• _The request_: Would you extract the whole listing below and retype it exactly?

─── Extracted data

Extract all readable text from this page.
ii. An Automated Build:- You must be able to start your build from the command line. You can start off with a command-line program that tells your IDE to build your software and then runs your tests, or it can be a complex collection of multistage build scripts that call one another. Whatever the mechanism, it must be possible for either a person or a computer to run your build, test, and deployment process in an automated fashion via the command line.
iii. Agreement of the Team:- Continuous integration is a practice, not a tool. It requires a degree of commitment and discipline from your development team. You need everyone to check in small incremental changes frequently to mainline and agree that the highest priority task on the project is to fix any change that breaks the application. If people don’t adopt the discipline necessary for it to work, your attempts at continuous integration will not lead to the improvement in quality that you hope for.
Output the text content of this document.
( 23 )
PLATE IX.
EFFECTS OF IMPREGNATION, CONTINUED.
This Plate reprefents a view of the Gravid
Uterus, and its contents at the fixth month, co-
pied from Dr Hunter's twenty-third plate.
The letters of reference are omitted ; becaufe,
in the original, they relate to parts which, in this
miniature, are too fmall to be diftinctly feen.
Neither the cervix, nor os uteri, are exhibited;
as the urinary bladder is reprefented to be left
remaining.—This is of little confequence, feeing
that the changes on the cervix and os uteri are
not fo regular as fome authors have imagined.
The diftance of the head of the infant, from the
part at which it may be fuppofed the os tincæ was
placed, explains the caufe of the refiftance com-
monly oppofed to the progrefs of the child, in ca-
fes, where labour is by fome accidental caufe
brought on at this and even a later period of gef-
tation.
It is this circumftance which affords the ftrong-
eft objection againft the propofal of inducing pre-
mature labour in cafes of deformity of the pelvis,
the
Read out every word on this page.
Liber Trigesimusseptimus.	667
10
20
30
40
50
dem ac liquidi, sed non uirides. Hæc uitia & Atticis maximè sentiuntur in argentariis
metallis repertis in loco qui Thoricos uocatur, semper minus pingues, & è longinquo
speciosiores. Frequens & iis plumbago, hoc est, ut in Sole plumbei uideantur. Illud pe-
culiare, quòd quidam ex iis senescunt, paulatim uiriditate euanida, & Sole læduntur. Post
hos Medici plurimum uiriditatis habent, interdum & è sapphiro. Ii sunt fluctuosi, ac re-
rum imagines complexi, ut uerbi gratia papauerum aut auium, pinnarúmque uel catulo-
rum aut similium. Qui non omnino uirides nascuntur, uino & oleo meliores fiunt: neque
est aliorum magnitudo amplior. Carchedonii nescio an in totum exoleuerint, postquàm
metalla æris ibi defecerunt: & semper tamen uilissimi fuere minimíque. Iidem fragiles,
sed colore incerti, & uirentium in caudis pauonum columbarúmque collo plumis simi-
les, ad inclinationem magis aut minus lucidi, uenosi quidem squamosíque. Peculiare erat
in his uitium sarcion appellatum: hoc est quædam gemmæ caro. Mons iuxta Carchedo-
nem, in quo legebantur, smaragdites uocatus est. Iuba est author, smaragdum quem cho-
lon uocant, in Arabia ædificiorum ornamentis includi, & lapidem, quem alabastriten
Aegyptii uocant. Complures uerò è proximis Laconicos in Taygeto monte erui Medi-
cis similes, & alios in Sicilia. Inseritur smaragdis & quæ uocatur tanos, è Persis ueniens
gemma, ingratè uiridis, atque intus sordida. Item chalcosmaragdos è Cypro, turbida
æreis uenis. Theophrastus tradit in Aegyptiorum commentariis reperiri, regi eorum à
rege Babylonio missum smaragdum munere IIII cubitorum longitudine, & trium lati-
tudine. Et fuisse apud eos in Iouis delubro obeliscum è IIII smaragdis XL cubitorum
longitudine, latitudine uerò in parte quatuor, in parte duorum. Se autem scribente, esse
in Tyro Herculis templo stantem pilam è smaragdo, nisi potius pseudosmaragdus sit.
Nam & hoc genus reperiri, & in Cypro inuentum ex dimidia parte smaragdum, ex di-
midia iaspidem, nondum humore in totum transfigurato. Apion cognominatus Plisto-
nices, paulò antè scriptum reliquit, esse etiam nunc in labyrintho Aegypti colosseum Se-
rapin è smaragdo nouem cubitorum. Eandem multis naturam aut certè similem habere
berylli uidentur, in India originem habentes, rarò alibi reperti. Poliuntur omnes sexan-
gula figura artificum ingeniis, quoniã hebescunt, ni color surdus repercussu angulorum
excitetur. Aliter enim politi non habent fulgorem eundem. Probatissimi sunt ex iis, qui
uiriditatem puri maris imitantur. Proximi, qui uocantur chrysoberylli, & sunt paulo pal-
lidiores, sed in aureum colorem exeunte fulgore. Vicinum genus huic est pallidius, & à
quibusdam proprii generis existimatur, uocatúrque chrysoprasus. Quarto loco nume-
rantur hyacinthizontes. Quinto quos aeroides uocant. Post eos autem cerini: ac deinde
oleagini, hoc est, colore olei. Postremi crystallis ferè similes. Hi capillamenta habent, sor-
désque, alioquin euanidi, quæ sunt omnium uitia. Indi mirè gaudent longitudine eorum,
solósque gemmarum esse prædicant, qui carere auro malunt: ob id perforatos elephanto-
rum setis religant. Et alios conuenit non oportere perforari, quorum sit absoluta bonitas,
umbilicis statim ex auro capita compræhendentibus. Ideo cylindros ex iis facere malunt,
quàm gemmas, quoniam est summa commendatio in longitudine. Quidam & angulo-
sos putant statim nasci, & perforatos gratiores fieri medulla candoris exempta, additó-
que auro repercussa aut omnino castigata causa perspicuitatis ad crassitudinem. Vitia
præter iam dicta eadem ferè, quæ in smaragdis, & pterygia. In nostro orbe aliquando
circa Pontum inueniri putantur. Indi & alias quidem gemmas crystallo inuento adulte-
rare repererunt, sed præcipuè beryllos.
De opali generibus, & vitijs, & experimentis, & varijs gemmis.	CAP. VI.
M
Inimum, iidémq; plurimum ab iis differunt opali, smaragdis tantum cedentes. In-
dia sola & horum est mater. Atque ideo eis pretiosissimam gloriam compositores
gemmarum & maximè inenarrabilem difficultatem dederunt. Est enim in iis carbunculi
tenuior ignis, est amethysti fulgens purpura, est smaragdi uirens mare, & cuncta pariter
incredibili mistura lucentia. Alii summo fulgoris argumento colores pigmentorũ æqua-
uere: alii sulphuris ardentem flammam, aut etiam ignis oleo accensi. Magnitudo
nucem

──────

• _Final answer_:
Extract all readable text from this page.
ii. An Automated Build:- You must be able to start your build from the command line. You can start off with a command-line program that tells your IDE to build your software and then runs your tests, or it can be a complex collection of multistage build scripts that call one another. Whatever the mechanism, it must be possible for either a person or a computer to run your build, test, and deployment process in an automated fashion via the command line.
iii. Agreement of the Team:- Continuous integration is a practice, not a tool. It requires a degree of commitment and discipline from your development team. You need everyone to check in small incremental changes frequently to mainline and agree that the highest priority task on the project is to fix any change that breaks the application. If people don’t adopt the discipline necessary for it to work, your attempts at continuous integration will not lead to the improvement in quality that you hope for.
Output the text content of this document.
( 23 )
PLATE IX.
EFFECTS OF IMPREGNATION, CONTINUED.
This Plate reprefents a view of the Gravid
Uterus, and its contents at the fixth month, co-
pied from Dr Hunter's twenty-third plate.
The letters of reference are omitted ; becaufe,
in the original, they relate to parts which, in this
miniature, are too fmall to be diftinctly feen.
Neither the cervix, nor os uteri, are exhibited;
as the urinary bladder is reprefented to be left
remaining.—This is of little confequence, feeing
that the changes on the cervix and os uteri are
not fo regular as fome authors have imagined.
The diftance of the head of the infant, from the
part at which it may be fuppofed the os tincæ was
placed, explains the caufe of the refiftance com-
monly oppofed to the progrefs of the child, in ca-
fes, where labour is by fome accidental caufe
brought on at this and even a later period of gef-
tation.
It is this circumftance which affords the ftrong-
eft objection againft the propofal of inducing pre-
mature labour in cafes of deformity of the pelvis,
the
Read out every word on this page.
Liber Trigesimusseptimus.	667
10
20
30
40
50
dem ac liquidi, sed non uirides. Hæc uitia & Atticis maximè sentiuntur in argentariis
metallis repertis in loco qui Thoricos uocatur, semper minus pingues, & è longinquo
speciosiores. Frequens & iis plumbago, hoc est, ut in Sole plumbei uideantur. Illud pe-
culiare, quòd quidam ex iis senescunt, paulatim uiriditate euanida, & Sole læduntur. Post
hos Medici plurimum uiriditatis habent, interdum & è sapphiro. Ii sunt fluctuosi, ac re-
rum imagines complexi, ut uerbi gratia papauerum aut auium, pinnarúmque uel catulo-
rum aut similium. Qui non omnino uirides nascuntur, uino & oleo meliores fiunt: neque
est aliorum magnitudo amplior. Carchedonii nescio an in totum exoleuerint, postquàm
metalla æris ibi defecerunt: & semper tamen uilissimi fuere minimíque. Iidem fragiles,
sed colore incerti, & uirentium in caudis pauonum columbarúmque collo plumis simi-
les, ad inclinationem magis aut minus lucidi, uenosi quidem squamosíque. Peculiare erat
in his uitium sarcion appellatum: hoc est quædam gemmæ caro. Mons iuxta Carchedo-
nem, in quo legebantur, smaragdites uocatus est. Iuba est author, smaragdum quem cho-
lon uocant, in Arabia ædificiorum ornamentis includi, & lapidem, quem alabastriten
Aegyptii uocant. Complures uerò è proximis Laconicos in Taygeto monte erui Medi-
cis similes, & alios in Sicilia. Inseritur smaragdis & quæ uocatur tanos, è Persis ueniens
gemma, ingratè uiridis, atque intus sordida. Item chalcosmaragdos è Cypro, turbida
æreis uenis. Theophrastus tradit in Aegyptiorum commentariis reperiri, regi eorum à
rege Babylonio missum smaragdum munere IIII cubitorum longitudine, & trium lati-
tudine. Et fuisse apud eos in Iouis delubro obeliscum è IIII smaragdis XL cubitorum
longitudine, latitudine uerò in parte quatuor, in parte duorum. Se autem scribente, esse
in Tyro Herculis templo stantem pilam è smaragdo, nisi potius pseudosmaragdus sit.
Nam & hoc genus reperiri, & in Cypro inuentum ex dimidia parte smaragdum, ex di-
midia iaspidem, nondum humore in totum transfigurato. Apion cognominatus Plisto-
nices, paulò antè scriptum reliquit, esse etiam nunc in labyrintho Aegypti colosseum Se-
rapin è smaragdo nouem cubitorum. Eandem multis naturam aut certè similem habere
berylli uidentur, in India originem habentes, rarò alibi reperti. Poliuntur omnes sexan-
gula figura artificum ingeniis, quoniã hebescunt, ni color surdus repercussu angulorum
excitetur. Aliter enim politi non habent fulgorem eundem. Probatissimi sunt ex iis, qui
uiriditatem puri maris imitantur. Proximi, qui uocantur chrysoberylli, & sunt paulo pal-
lidiores, sed in aureum colorem exeunte fulgore. Vicinum genus huic est pallidius, & à
quibusdam proprii generis existimatur, uocatúrque chrysoprasus. Quarto loco nume-
rantur hyacinthizontes. Quinto quos aeroides uocant. Post eos autem cerini: ac deinde
oleagini, hoc est, colore olei. Postremi crystallis ferè similes. Hi capillamenta habent, sor-
désque, alioquin euanidi, quæ sunt omnium uitia. Indi mirè gaudent longitudine eorum,
solósque gemmarum esse prædicant, qui carere auro malunt: ob id perforatos elephanto-
rum setis religant. Et alios conuenit non oportere perforari, quorum sit absoluta bonitas,
umbilicis statim ex auro capita compræhendentibus. Ideo cylindros ex iis facere malunt,
quàm gemmas, quoniam est summa commendatio in longitudine. Quidam & angulo-
sos putant statim nasci, & perforatos gratiores fieri medulla candoris exempta, additó-
que auro repercussa aut omnino castigata causa perspicuitatis ad crassitudinem. Vitia
præter iam dicta eadem ferè, quæ in smaragdis, & pterygia. In nostro orbe aliquando
circa Pontum inueniri putantur. Indi & alias quidem gemmas crystallo inuento adulte-
rare repererunt, sed præcipuè beryllos.
De opali generibus, & vitijs, & experimentis, & varijs gemmis.	CAP. VI.
M
Inimum, iidémq; plurimum ab iis differunt opali, smaragdis tantum cedentes. In-
dia sola & horum est mater. Atque ideo eis pretiosissimam gloriam compositores
gemmarum & maximè inenarrabilem difficultatem dederunt. Est enim in iis carbunculi
tenuior ignis, est amethysti fulgens purpura, est smaragdi uirens mare, & cuncta pariter
incredibili mistura lucentia. Alii summo fulgoris argumento colores pigmentorũ æqua-
uere: alii sulphuris ardentem flammam, aut etiam ignis oleo accensi. Magnitudo
nucem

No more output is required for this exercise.